Fragment źródła
_ _ _ _

My, fani reprezentacji Polski, ponarzekamy sobie trochę, że pierwszy set meczu z Rumunią nie wyszedł nam za dobrze (a potem wygraliśmy 3:0). Albo że Holendrzy urwali nam seta i nie udało się wyjść z grupy z bilansem 9:0 (było 9:1) w rozegranych partiach. Tymczasem tegoroczne mistrzostwa świata pokazały, że nie ma już w tej siatkówce słabych ekip. Już w grupach odpadło bowiem wielu faworytów. Z turniejem pożegnali się Japończycy, Brazylijczycy czy Francuzi, a cudem wyratowali się reprezentanci Iranu. Siatkówka tym razem nas zaskoczyła, co tu kryć.

Nie ma już słabych drużyn. Nawet w siatkówce
Oczywiście, prym na mistrzostwach świata w siatkówce wciąż wiedzie Europa. Na 16 ekip, które wystąpią w 1/8 finału, 11 jest właśnie ze Starego Kontynentu. Dwie z Ameryki Północnej (USA oraz Kanada), jedna z Azji (Iran), jedna z Afryki (Tunezja) i jedna z Ameryki Południowej (Argentyna). Nie ma co się oszukiwać – Europa jeszcze długo (a może i zawsze) będzie zdecydowanym centrum siatkarskiego świata. Jednak niekoniecznie do kolejnej fazy turnieju rozgrywanego na Filipinach awansowały te ekipy, po których się tego spodziewaliśmy.

_ _ _ _

Polecenie 1
Ile z 16 drużyn grających w 1/8 finału pochodzi z Europy według tekstu o mistrzostwach świata w siatkówce?

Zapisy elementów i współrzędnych
_ _ _ _

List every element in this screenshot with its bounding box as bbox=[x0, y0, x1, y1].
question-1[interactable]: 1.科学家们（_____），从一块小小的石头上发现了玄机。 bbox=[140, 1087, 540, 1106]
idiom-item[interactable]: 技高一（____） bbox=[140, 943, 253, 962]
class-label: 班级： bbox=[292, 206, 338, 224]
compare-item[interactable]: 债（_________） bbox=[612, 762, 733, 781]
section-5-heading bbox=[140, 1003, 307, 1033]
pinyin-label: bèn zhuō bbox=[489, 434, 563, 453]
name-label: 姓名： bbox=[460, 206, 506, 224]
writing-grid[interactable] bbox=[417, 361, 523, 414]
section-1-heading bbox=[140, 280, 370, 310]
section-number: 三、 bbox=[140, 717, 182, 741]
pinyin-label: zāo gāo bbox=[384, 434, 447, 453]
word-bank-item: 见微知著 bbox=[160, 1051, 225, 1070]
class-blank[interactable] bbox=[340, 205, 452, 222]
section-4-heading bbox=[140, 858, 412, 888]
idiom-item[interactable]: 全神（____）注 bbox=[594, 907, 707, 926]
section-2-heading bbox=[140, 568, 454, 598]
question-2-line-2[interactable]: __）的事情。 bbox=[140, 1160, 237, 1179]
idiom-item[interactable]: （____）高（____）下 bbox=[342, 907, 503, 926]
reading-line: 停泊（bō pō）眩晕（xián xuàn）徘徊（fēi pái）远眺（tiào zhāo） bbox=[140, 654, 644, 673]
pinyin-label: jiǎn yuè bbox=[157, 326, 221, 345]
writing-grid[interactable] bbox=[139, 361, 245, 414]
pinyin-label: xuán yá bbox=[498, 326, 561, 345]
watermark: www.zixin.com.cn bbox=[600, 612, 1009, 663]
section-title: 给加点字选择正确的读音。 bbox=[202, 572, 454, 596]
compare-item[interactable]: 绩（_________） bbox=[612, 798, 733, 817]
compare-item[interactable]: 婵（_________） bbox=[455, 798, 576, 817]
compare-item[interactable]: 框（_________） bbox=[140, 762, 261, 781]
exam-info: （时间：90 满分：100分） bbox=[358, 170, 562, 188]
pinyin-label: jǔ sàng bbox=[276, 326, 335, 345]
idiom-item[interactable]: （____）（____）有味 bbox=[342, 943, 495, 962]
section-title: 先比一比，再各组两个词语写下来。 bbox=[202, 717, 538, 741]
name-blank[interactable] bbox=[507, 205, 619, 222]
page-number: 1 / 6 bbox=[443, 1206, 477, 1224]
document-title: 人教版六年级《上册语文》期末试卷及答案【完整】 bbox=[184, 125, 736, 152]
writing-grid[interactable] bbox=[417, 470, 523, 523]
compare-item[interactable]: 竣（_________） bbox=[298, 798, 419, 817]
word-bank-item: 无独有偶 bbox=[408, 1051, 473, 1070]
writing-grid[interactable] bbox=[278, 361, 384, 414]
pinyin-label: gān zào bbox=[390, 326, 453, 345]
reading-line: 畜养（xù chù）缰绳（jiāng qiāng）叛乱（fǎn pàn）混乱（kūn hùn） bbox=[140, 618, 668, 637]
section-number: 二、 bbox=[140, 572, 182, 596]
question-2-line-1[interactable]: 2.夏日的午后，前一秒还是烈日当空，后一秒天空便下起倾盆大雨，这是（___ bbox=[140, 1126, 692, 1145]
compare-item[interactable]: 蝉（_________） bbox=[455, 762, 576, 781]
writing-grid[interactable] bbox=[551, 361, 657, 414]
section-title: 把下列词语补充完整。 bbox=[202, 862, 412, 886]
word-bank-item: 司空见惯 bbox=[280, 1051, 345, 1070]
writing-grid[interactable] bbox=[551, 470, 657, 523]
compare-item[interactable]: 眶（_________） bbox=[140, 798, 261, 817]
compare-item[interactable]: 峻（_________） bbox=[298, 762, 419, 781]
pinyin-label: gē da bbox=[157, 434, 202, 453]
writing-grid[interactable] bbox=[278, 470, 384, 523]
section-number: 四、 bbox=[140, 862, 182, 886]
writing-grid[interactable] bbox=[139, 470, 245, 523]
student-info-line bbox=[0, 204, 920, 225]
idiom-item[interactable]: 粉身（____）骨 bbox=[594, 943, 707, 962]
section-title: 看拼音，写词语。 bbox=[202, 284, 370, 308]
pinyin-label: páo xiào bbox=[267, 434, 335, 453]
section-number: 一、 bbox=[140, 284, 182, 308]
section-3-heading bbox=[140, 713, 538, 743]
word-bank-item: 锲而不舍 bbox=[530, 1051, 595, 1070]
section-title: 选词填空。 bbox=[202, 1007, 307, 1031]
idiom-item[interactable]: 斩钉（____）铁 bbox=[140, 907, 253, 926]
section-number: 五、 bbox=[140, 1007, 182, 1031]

_ _ _ _

Polecenie 2
Przepisz bez zmian wiersze zapisów, zaczynając od ich pierwszego wiersza i kończąc na wierszu zawierającym "section-number: 三、 bbox=[140, 717, 182, 741]", włącznie z nim.

Rozwiązanie 1
11 drużyn.

Rozwiązanie 2
List every element in this screenshot with its bounding box as bbox=[x0, y0, x1, y1].
question-1[interactable]: 1.科学家们（_____），从一块小小的石头上发现了玄机。 bbox=[140, 1087, 540, 1106]
idiom-item[interactable]: 技高一（____） bbox=[140, 943, 253, 962]
class-label: 班级： bbox=[292, 206, 338, 224]
compare-item[interactable]: 债（_________） bbox=[612, 762, 733, 781]
section-5-heading bbox=[140, 1003, 307, 1033]
pinyin-label: bèn zhuō bbox=[489, 434, 563, 453]
name-label: 姓名： bbox=[460, 206, 506, 224]
writing-grid[interactable] bbox=[417, 361, 523, 414]
section-1-heading bbox=[140, 280, 370, 310]
section-number: 三、 bbox=[140, 717, 182, 741]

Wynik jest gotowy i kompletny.